Exercise prompt » Transcribe the material in full. Nothing should differ except that the pictures are left out.

(Stored entries)
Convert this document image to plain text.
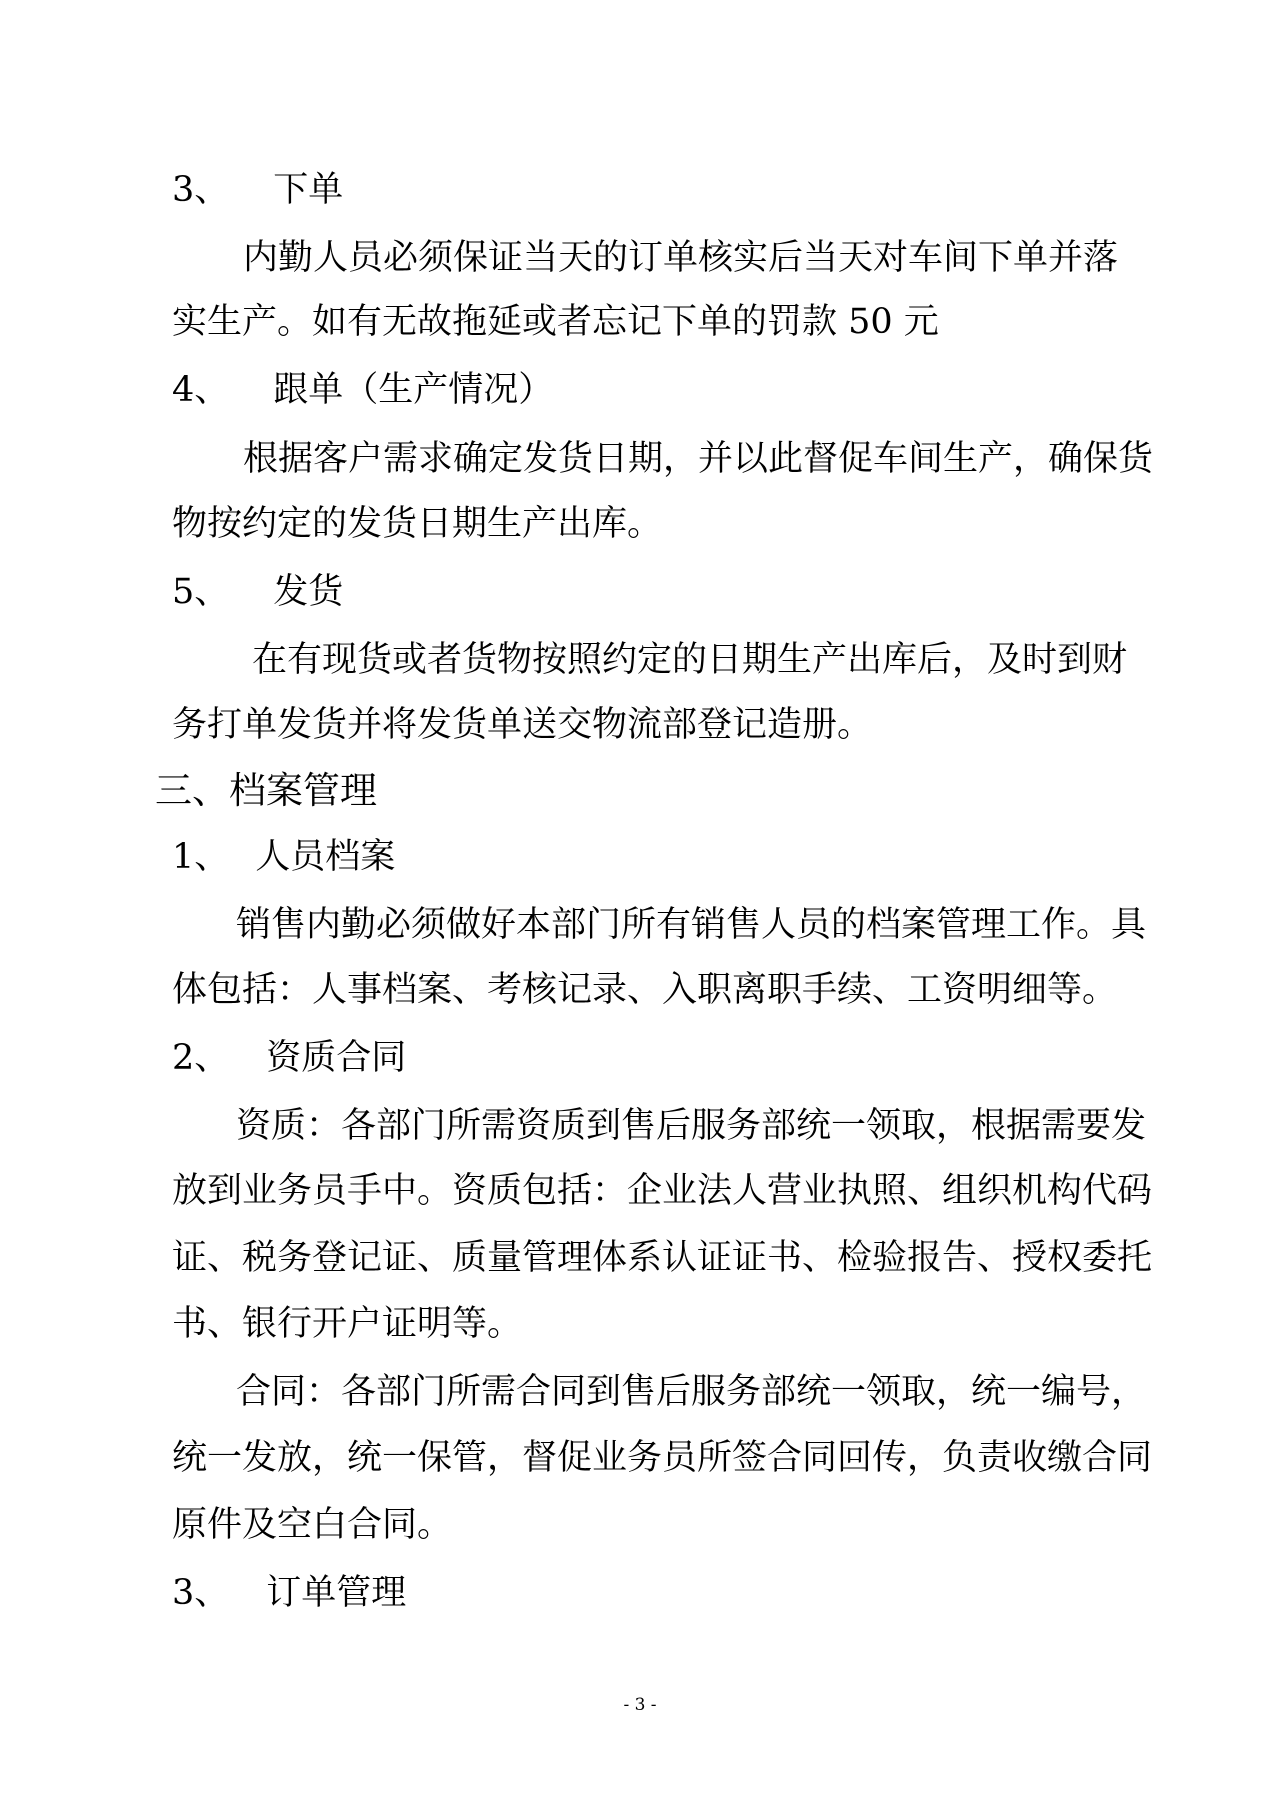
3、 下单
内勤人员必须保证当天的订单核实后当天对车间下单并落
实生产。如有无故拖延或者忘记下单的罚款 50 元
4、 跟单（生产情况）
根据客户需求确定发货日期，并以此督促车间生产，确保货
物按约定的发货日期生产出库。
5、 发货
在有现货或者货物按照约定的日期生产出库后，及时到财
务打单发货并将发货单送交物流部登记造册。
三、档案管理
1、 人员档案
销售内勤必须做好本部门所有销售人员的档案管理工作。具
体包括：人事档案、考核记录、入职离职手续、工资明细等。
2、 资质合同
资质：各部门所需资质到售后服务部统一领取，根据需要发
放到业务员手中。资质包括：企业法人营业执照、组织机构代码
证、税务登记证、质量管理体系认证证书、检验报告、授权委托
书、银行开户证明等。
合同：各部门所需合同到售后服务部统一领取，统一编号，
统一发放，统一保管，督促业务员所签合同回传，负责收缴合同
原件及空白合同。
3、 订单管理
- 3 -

Solution to the exercise »
Convert this document image to plain text.
3、 下单
内勤人员必须保证当天的订单核实后当天对车间下单并落
实生产。如有无故拖延或者忘记下单的罚款 50 元
4、 跟单（生产情况）
根据客户需求确定发货日期，并以此督促车间生产，确保货
物按约定的发货日期生产出库。
5、 发货
在有现货或者货物按照约定的日期生产出库后，及时到财
务打单发货并将发货单送交物流部登记造册。
三、档案管理
1、 人员档案
销售内勤必须做好本部门所有销售人员的档案管理工作。具
体包括：人事档案、考核记录、入职离职手续、工资明细等。
2、 资质合同
资质：各部门所需资质到售后服务部统一领取，根据需要发
放到业务员手中。资质包括：企业法人营业执照、组织机构代码
证、税务登记证、质量管理体系认证证书、检验报告、授权委托
书、银行开户证明等。
合同：各部门所需合同到售后服务部统一领取，统一编号，
统一发放，统一保管，督促业务员所签合同回传，负责收缴合同
原件及空白合同。
3、 订单管理
- 3 -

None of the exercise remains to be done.